** start **

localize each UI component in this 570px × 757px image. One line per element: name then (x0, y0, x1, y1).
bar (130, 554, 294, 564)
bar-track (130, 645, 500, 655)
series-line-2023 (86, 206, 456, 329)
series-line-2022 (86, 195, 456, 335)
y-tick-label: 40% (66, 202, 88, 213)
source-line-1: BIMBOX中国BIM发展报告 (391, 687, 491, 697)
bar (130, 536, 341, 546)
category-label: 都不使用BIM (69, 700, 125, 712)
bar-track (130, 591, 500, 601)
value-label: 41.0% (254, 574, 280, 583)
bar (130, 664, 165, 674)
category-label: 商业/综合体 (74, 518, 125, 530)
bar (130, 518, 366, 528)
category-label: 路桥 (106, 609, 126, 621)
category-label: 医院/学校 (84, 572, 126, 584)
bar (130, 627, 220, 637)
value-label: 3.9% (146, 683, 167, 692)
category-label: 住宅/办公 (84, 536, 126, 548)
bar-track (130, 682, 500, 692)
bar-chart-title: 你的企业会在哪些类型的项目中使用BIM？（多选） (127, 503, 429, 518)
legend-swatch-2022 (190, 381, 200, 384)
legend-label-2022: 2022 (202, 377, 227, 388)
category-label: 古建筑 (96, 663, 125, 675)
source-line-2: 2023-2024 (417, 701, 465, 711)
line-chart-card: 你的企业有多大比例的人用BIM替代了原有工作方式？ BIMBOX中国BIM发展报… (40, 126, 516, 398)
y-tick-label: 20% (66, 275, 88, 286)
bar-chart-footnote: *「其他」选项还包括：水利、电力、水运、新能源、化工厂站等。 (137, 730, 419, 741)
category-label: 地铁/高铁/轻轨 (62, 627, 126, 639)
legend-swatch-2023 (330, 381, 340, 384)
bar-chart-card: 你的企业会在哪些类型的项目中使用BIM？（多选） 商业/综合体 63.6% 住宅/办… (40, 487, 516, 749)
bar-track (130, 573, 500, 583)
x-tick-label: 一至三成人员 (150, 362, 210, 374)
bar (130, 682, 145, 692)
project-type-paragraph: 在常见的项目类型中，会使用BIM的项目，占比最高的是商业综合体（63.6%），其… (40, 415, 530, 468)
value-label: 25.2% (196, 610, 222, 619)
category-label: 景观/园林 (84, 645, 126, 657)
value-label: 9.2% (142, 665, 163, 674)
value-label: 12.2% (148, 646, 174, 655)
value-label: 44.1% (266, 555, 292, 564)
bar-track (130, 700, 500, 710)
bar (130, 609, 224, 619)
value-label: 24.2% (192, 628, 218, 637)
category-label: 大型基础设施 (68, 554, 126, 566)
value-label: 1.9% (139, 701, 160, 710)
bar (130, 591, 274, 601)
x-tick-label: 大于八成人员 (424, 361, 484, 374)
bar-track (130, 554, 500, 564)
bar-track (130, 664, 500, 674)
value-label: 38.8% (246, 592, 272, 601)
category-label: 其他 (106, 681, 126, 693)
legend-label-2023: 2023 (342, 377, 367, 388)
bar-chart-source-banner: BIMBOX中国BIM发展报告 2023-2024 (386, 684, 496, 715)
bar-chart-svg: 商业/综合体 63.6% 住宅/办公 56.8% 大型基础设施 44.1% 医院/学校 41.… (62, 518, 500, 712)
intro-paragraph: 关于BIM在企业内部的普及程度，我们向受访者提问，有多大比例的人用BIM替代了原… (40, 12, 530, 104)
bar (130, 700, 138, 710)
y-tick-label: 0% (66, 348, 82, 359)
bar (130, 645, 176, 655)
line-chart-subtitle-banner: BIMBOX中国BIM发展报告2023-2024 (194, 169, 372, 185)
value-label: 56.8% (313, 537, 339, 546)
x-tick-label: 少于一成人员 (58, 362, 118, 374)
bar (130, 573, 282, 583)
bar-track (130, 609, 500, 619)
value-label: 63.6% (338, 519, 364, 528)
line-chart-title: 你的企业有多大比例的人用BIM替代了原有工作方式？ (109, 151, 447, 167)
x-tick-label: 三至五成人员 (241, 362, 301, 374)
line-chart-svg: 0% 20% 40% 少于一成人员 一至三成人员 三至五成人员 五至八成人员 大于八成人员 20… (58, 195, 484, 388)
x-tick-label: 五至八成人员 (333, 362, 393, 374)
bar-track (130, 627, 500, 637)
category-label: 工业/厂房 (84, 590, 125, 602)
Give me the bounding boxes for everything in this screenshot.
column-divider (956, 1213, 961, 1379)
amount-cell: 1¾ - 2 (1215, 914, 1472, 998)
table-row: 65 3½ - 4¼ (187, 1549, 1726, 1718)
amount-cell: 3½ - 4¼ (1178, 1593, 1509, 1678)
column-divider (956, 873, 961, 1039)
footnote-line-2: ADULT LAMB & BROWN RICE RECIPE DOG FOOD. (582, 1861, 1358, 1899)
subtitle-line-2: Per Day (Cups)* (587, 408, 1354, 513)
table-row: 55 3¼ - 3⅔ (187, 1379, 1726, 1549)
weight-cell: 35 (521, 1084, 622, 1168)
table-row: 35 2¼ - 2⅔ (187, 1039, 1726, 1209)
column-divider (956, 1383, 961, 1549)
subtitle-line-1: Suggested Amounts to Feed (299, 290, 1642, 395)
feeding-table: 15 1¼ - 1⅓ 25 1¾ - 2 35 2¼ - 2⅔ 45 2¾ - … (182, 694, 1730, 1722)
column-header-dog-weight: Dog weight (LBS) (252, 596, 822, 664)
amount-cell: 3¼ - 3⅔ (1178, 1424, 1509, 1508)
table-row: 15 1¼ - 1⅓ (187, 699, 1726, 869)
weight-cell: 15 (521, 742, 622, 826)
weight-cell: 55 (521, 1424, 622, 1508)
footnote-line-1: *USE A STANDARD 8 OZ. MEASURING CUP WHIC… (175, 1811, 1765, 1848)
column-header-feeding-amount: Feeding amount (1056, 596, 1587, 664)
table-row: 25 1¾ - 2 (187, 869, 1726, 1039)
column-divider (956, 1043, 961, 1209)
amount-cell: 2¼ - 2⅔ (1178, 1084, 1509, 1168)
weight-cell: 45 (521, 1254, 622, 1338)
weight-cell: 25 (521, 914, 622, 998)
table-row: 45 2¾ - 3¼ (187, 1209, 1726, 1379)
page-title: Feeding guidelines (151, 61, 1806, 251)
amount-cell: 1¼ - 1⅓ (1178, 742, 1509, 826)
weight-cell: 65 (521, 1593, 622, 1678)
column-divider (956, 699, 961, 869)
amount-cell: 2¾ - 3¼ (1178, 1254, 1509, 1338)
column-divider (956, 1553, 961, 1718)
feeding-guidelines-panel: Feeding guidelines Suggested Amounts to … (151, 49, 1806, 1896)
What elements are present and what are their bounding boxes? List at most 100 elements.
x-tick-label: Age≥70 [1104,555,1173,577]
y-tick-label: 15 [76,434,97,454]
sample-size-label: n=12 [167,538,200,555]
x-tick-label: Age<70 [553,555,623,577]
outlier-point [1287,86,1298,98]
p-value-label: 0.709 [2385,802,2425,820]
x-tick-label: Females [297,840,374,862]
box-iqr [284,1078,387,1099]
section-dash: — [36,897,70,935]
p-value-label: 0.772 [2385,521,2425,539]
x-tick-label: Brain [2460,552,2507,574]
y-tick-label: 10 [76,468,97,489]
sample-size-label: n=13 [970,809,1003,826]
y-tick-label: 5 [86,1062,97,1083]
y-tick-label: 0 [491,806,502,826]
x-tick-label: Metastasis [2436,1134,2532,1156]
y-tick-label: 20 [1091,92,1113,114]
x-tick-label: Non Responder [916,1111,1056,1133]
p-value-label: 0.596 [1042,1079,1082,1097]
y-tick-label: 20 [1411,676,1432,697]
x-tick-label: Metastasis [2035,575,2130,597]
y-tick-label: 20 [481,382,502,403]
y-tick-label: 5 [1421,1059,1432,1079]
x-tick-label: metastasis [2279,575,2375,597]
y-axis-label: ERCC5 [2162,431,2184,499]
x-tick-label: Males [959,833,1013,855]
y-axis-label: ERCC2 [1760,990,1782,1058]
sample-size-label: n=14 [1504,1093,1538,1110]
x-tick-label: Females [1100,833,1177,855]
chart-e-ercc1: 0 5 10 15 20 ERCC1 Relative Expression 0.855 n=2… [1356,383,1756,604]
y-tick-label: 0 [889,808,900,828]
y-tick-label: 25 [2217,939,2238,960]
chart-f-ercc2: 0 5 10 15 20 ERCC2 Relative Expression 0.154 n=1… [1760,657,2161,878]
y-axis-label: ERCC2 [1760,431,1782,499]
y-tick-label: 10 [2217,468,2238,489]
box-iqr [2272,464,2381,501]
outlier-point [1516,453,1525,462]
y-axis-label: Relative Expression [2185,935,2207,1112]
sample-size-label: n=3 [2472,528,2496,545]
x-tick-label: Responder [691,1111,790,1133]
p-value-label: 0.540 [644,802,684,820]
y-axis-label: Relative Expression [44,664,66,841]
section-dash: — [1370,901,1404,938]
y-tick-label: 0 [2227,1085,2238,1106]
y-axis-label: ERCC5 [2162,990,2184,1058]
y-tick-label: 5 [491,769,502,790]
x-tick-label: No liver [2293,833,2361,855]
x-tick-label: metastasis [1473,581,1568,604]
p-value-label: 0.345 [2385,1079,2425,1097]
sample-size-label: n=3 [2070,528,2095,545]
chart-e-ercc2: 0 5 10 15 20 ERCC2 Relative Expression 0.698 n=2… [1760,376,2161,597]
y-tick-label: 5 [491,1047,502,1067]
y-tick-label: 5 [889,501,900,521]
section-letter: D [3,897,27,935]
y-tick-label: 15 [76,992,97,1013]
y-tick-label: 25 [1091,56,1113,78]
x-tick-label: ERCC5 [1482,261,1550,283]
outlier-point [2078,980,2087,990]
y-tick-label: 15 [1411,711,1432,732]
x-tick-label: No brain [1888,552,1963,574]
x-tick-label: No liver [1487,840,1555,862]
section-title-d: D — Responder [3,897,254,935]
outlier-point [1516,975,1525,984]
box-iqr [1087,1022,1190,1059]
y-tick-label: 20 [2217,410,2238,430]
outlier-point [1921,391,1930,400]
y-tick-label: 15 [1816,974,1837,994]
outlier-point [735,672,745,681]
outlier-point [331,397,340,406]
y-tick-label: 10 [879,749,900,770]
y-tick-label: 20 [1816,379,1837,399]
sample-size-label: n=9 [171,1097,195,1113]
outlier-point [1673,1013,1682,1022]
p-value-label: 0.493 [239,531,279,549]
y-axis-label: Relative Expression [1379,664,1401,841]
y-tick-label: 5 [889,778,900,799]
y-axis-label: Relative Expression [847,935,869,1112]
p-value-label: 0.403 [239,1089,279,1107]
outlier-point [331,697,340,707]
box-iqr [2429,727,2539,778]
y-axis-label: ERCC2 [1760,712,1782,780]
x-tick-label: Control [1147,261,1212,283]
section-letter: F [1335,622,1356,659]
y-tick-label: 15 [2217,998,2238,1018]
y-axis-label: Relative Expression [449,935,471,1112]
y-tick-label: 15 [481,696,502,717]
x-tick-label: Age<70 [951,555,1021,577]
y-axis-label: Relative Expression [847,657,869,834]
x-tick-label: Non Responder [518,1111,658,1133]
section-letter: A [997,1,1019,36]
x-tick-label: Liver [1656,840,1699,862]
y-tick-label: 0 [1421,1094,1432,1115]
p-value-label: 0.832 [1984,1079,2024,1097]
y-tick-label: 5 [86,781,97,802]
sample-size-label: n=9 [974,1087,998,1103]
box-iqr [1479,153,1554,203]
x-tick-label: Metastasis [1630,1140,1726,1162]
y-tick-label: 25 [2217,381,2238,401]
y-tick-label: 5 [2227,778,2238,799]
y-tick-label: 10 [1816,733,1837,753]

** end **

## Problem requirements
Print the listing from its first line through the line that contains "bar-track (130, 591, 500, 601)", reproducing every line unchanged and including both ends.

## Final result
localize each UI component in this 570px × 757px image. One line per element: name then (x0, y0, x1, y1).
bar (130, 554, 294, 564)
bar-track (130, 645, 500, 655)
series-line-2023 (86, 206, 456, 329)
series-line-2022 (86, 195, 456, 335)
y-tick-label: 40% (66, 202, 88, 213)
source-line-1: BIMBOX中国BIM发展报告 (391, 687, 491, 697)
bar (130, 536, 341, 546)
category-label: 都不使用BIM (69, 700, 125, 712)
bar-track (130, 591, 500, 601)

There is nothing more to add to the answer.